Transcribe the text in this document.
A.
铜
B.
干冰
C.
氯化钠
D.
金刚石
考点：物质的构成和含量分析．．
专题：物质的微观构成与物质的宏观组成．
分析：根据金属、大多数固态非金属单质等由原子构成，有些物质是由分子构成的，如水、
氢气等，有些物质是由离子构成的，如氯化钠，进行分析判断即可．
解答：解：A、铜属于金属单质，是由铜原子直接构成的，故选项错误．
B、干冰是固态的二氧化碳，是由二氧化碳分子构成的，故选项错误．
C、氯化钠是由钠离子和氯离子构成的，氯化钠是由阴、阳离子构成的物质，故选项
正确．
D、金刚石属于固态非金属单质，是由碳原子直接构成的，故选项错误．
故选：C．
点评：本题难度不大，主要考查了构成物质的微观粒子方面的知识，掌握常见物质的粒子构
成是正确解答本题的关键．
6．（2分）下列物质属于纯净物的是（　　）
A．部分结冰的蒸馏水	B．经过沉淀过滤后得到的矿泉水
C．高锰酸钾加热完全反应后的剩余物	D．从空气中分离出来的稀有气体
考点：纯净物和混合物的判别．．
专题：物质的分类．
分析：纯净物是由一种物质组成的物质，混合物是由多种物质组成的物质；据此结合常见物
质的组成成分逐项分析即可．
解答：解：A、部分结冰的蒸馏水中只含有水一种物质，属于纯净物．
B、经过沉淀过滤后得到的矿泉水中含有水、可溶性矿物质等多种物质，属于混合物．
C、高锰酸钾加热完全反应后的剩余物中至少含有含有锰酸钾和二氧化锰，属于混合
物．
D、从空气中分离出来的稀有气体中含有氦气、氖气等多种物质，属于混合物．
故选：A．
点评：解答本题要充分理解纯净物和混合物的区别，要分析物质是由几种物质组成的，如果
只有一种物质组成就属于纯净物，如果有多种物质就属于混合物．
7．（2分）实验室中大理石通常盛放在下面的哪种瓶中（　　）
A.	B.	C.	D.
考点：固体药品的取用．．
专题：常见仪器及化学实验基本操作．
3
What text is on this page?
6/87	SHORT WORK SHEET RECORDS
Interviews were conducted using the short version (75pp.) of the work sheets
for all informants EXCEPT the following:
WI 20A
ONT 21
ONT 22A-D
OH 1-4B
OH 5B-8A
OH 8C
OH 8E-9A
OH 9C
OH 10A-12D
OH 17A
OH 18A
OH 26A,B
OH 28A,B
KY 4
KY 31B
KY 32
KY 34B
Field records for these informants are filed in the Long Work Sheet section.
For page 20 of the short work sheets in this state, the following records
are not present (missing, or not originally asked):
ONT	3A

● ● ● ●

◆ The task:
Each line from the one containing "What text is on this page?" to the end of the listing above should be copied exactly, and nothing else.

◆ Exercise solution:
What text is on this page?
6/87	SHORT WORK SHEET RECORDS
Interviews were conducted using the short version (75pp.) of the work sheets
for all informants EXCEPT the following:
WI 20A
ONT 21
ONT 22A-D
OH 1-4B
OH 5B-8A
OH 8C
OH 8E-9A
OH 9C
OH 10A-12D
OH 17A
OH 18A
OH 26A,B
OH 28A,B
KY 4
KY 31B
KY 32
KY 34B
Field records for these informants are filed in the Long Work Sheet section.
For page 20 of the short work sheets in this state, the following records
are not present (missing, or not originally asked):
ONT	3A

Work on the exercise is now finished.